▶ [Exercise instructions]: Present every line of the items below as a Markdown table with the columns No. and Line, numbering the rows and skipping blank lines.

____

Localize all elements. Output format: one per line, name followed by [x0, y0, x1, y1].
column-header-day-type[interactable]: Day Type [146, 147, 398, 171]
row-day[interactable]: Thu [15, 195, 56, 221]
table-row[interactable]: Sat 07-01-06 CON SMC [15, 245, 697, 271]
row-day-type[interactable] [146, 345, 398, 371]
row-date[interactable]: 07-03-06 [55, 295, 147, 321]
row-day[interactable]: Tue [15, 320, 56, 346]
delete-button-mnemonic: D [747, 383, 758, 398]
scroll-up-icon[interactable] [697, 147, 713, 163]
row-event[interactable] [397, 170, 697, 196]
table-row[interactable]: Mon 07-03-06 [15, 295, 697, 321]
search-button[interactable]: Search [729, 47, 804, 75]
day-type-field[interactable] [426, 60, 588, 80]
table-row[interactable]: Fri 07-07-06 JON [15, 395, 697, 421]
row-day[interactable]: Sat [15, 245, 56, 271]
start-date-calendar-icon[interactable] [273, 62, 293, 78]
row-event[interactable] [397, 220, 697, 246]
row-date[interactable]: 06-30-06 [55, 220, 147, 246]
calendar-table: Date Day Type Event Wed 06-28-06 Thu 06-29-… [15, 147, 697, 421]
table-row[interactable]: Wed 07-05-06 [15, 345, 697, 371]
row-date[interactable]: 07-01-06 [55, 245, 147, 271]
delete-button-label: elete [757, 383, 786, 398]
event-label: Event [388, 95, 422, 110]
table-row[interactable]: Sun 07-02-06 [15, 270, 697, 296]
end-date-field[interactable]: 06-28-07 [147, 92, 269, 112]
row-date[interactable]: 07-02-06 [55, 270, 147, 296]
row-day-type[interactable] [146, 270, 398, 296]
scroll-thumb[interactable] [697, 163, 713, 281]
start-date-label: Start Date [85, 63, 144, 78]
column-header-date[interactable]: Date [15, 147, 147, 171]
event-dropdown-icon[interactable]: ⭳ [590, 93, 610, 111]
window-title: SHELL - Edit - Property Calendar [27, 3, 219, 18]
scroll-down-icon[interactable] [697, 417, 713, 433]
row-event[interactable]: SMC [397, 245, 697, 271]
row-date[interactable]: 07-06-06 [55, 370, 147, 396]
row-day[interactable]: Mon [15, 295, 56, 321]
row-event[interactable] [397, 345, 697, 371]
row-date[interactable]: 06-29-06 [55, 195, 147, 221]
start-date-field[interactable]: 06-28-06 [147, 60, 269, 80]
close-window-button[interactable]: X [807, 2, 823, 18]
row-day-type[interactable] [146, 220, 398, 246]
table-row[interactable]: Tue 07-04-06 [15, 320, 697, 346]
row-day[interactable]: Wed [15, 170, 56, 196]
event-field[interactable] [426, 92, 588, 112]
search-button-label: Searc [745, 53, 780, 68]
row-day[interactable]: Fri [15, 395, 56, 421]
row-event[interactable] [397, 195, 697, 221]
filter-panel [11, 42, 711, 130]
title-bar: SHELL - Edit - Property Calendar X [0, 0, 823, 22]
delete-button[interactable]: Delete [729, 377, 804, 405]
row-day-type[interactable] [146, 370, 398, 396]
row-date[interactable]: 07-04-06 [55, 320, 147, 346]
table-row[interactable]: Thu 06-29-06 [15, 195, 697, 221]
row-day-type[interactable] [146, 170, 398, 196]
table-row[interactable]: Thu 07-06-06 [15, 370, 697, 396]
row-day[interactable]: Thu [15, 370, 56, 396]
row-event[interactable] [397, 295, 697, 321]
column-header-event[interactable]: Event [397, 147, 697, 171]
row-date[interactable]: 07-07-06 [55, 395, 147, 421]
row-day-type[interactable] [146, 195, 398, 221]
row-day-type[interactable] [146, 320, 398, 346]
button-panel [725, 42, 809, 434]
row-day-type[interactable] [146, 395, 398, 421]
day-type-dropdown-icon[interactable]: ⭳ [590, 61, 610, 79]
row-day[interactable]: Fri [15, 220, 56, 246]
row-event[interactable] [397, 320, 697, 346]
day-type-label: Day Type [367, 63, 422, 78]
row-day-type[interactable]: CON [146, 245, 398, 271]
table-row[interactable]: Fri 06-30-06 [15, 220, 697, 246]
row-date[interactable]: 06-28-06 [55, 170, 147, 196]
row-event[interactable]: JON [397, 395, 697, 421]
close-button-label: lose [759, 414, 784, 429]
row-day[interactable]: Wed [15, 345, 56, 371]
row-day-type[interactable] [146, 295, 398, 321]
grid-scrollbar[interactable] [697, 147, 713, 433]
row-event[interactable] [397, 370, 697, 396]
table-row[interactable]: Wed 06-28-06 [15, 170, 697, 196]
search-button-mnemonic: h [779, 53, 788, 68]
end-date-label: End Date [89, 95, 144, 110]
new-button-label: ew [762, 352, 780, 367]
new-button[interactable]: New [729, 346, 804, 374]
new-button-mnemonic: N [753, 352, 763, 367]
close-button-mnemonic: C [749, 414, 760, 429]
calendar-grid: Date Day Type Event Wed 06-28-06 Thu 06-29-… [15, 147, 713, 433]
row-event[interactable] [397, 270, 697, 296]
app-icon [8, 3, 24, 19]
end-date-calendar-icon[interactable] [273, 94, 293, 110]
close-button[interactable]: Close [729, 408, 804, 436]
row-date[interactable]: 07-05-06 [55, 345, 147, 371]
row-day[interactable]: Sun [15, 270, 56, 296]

____

▶ [Written reply]:
| No. | Line |
|---|---|
| 1 | Localize all elements. Output format: one per line, name followed by [x0, y0, x1, y1]. |
| 2 | column-header-day-type[interactable]: Day Type [146, 147, 398, 171] |
| 3 | row-day[interactable]: Thu [15, 195, 56, 221] |
| 4 | table-row[interactable]: Sat 07-01-06 CON SMC [15, 245, 697, 271] |
| 5 | row-day-type[interactable] [146, 345, 398, 371] |
| 6 | row-date[interactable]: 07-03-06 [55, 295, 147, 321] |
| 7 | row-day[interactable]: Tue [15, 320, 56, 346] |
| 8 | delete-button-mnemonic: D [747, 383, 758, 398] |
| 9 | scroll-up-icon[interactable] [697, 147, 713, 163] |
| 10 | row-event[interactable] [397, 170, 697, 196] |
| 11 | table-row[interactable]: Mon 07-03-06 [15, 295, 697, 321] |
| 12 | search-button[interactable]: Search [729, 47, 804, 75] |
| 13 | day-type-field[interactable] [426, 60, 588, 80] |
| 14 | table-row[interactable]: Fri 07-07-06 JON [15, 395, 697, 421] |
| 15 | row-day[interactable]: Sat [15, 245, 56, 271] |
| 16 | start-date-calendar-icon[interactable] [273, 62, 293, 78] |
| 17 | row-event[interactable] [397, 220, 697, 246] |
| 18 | row-date[interactable]: 06-30-06 [55, 220, 147, 246] |
| 19 | calendar-table: Date Day Type Event Wed 06-28-06 Thu 06-29-… [15, 147, 697, 421] |
| 20 | table-row[interactable]: Wed 07-05-06 [15, 345, 697, 371] |
| 21 | row-date[interactable]: 07-01-06 [55, 245, 147, 271] |
| 22 | delete-button-label: elete [757, 383, 786, 398] |
| 23 | event-label: Event [388, 95, 422, 110] |
| 24 | table-row[interactable]: Sun 07-02-06 [15, 270, 697, 296] |
| 25 | end-date-field[interactable]: 06-28-07 [147, 92, 269, 112] |
| 26 | row-date[interactable]: 07-02-06 [55, 270, 147, 296] |
| 27 | row-day-type[interactable] [146, 270, 398, 296] |
| 28 | scroll-thumb[interactable] [697, 163, 713, 281] |
| 29 | start-date-label: Start Date [85, 63, 144, 78] |
| 30 | column-header-date[interactable]: Date [15, 147, 147, 171] |
| 31 | event-dropdown-icon[interactable]: ⭳ [590, 93, 610, 111] |
| 32 | window-title: SHELL - Edit - Property Calendar [27, 3, 219, 18] |
| 33 | scroll-down-icon[interactable] [697, 417, 713, 433] |
| 34 | row-event[interactable]: SMC [397, 245, 697, 271] |
| 35 | row-date[interactable]: 07-06-06 [55, 370, 147, 396] |
| 36 | row-day[interactable]: Mon [15, 295, 56, 321] |
| 37 | row-event[interactable] [397, 345, 697, 371] |
| 38 | row-date[interactable]: 06-29-06 [55, 195, 147, 221] |
| 39 | start-date-field[interactable]: 06-28-06 [147, 60, 269, 80] |
| 40 | close-window-button[interactable]: X [807, 2, 823, 18] |
| 41 | row-day-type[interactable] [146, 220, 398, 246] |
| 42 | table-row[interactable]: Tue 07-04-06 [15, 320, 697, 346] |
| 43 | row-day[interactable]: Wed [15, 170, 56, 196] |
| 44 | event-field[interactable] [426, 92, 588, 112] |
| 45 | search-button-label: Searc [745, 53, 780, 68] |
| 46 | row-day[interactable]: Fri [15, 395, 56, 421] |
| 47 | row-event[interactable] [397, 195, 697, 221] |
| 48 | filter-panel [11, 42, 711, 130] |
| 49 | title-bar: SHELL - Edit - Property Calendar X [0, 0, 823, 22] |
| 50 | delete-button[interactable]: Delete [729, 377, 804, 405] |
| 51 | row-day-type[interactable] [146, 370, 398, 396] |
| 52 | row-date[interactable]: 07-04-06 [55, 320, 147, 346] |
| 53 | table-row[interactable]: Thu 06-29-06 [15, 195, 697, 221] |
| 54 | row-day-type[interactable] [146, 170, 398, 196] |
| 55 | table-row[interactable]: Thu 07-06-06 [15, 370, 697, 396] |
| 56 | row-day[interactable]: Thu [15, 370, 56, 396] |
| 57 | row-event[interactable] [397, 295, 697, 321] |
| 58 | column-header-event[interactable]: Event [397, 147, 697, 171] |
| 59 | row-date[interactable]: 07-07-06 [55, 395, 147, 421] |
| 60 | row-day-type[interactable] [146, 195, 398, 221] |
| 61 | row-day-type[interactable] [146, 320, 398, 346] |
| 62 | button-panel [725, 42, 809, 434] |
| 63 | row-day-type[interactable] [146, 395, 398, 421] |
| 64 | day-type-dropdown-icon[interactable]: ⭳ [590, 61, 610, 79] |
| 65 | row-day[interactable]: Fri [15, 220, 56, 246] |
| 66 | row-event[interactable] [397, 320, 697, 346] |
| 67 | day-type-label: Day Type [367, 63, 422, 78] |
| 68 | row-day-type[interactable]: CON [146, 245, 398, 271] |
| 69 | table-row[interactable]: Fri 06-30-06 [15, 220, 697, 246] |
| 70 | row-date[interactable]: 06-28-06 [55, 170, 147, 196] |
| 71 | row-event[interactable]: JON [397, 395, 697, 421] |
| 72 | close-button-label: lose [759, 414, 784, 429] |
| 73 | row-day[interactable]: Wed [15, 345, 56, 371] |
| 74 | row-day-type[interactable] [146, 295, 398, 321] |
| 75 | grid-scrollbar[interactable] [697, 147, 713, 433] |
| 76 | row-event[interactable] [397, 370, 697, 396] |
| 77 | table-row[interactable]: Wed 06-28-06 [15, 170, 697, 196] |
| 78 | search-button-mnemonic: h [779, 53, 788, 68] |
| 79 | end-date-label: End Date [89, 95, 144, 110] |
| 80 | new-button-label: ew [762, 352, 780, 367] |
| 81 | new-button[interactable]: New [729, 346, 804, 374] |
| 82 | new-button-mnemonic: N [753, 352, 763, 367] |
| 83 | close-button-mnemonic: C [749, 414, 760, 429] |
| 84 | calendar-grid: Date Day Type Event Wed 06-28-06 Thu 06-29-… [15, 147, 713, 433] |
| 85 | row-event[interactable] [397, 270, 697, 296] |
| 86 | app-icon [8, 3, 24, 19] |
| 87 | end-date-calendar-icon[interactable] [273, 94, 293, 110] |
| 88 | close-button[interactable]: Close [729, 408, 804, 436] |
| 89 | row-date[interactable]: 07-05-06 [55, 345, 147, 371] |
| 90 | row-day[interactable]: Sun [15, 270, 56, 296] |